== Data supplied ==

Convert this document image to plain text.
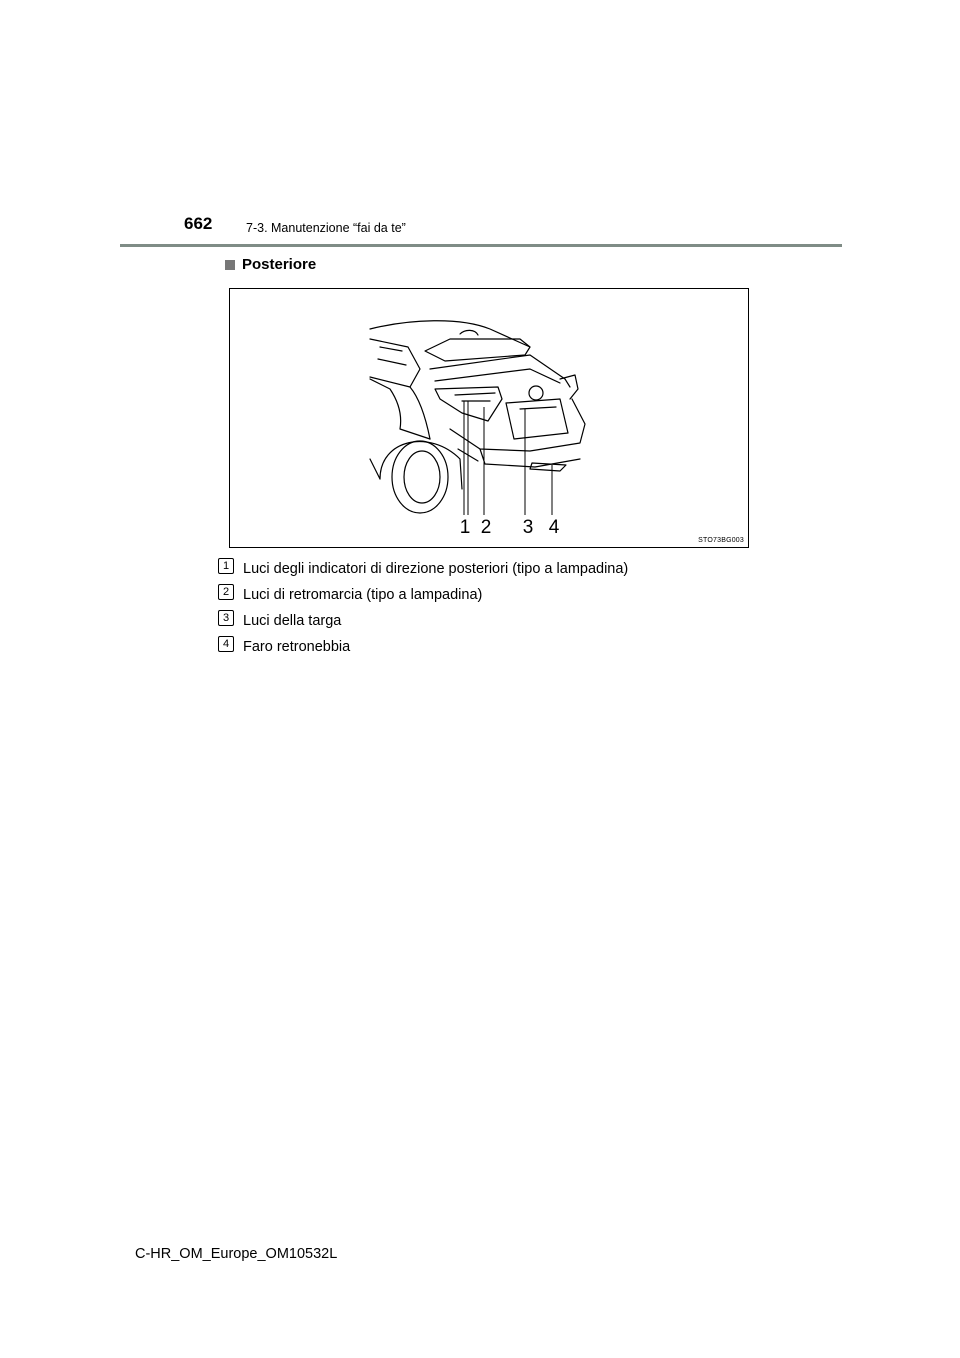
662	7-3. Manutenzione “fai da te”
Posteriore
1 2 3 4
STO73BG003
1 Luci degli indicatori di direzione posteriori (tipo a lampadina)
2 Luci di retromarcia (tipo a lampadina)
3 Luci della targa
4 Faro retronebbia
C-HR_OM_Europe_OM10532L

===

## To be done
Leave the pictures out, and print every line of the listing exactly as written.

## Exercise result
Convert this document image to plain text.
662	7-3. Manutenzione “fai da te”
Posteriore
1 2 3 4
STO73BG003
1 Luci degli indicatori di direzione posteriori (tipo a lampadina)
2 Luci di retromarcia (tipo a lampadina)
3 Luci della targa
4 Faro retronebbia
C-HR_OM_Europe_OM10532L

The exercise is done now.